**Record list**:
>> Start

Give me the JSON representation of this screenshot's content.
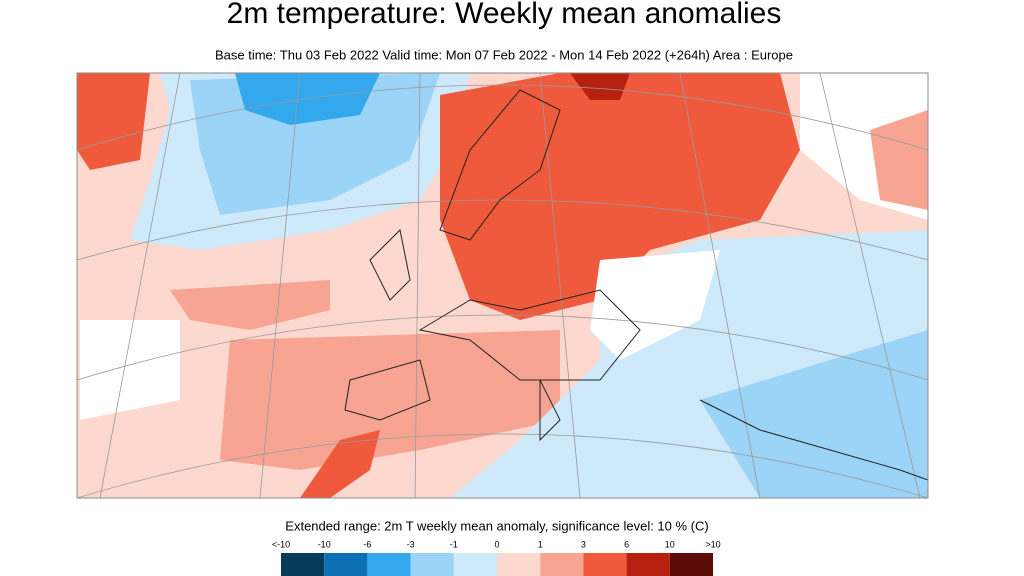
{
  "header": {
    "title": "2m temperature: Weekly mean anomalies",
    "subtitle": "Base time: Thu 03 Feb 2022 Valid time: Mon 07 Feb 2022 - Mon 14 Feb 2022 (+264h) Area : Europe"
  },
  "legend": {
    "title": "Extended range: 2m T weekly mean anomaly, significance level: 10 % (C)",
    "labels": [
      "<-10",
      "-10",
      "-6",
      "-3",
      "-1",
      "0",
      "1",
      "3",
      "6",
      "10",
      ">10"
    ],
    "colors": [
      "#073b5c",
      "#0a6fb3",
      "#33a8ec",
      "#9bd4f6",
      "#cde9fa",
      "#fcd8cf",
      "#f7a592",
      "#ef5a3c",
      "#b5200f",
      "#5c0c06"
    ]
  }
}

>> End

**Problem to solve**: None of the pictures should appear; repeat the records exactly otherwise.

**Completed exercise**:
Give me the JSON representation of this screenshot's content.
{
  "header": {
    "title": "2m temperature: Weekly mean anomalies",
    "subtitle": "Base time: Thu 03 Feb 2022 Valid time: Mon 07 Feb 2022 - Mon 14 Feb 2022 (+264h) Area : Europe"
  },
  "legend": {
    "title": "Extended range: 2m T weekly mean anomaly, significance level: 10 % (C)",
    "labels": [
      "<-10",
      "-10",
      "-6",
      "-3",
      "-1",
      "0",
      "1",
      "3",
      "6",
      "10",
      ">10"
    ],
    "colors": [
      "#073b5c",
      "#0a6fb3",
      "#33a8ec",
      "#9bd4f6",
      "#cde9fa",
      "#fcd8cf",
      "#f7a592",
      "#ef5a3c",
      "#b5200f",
      "#5c0c06"
    ]
  }
}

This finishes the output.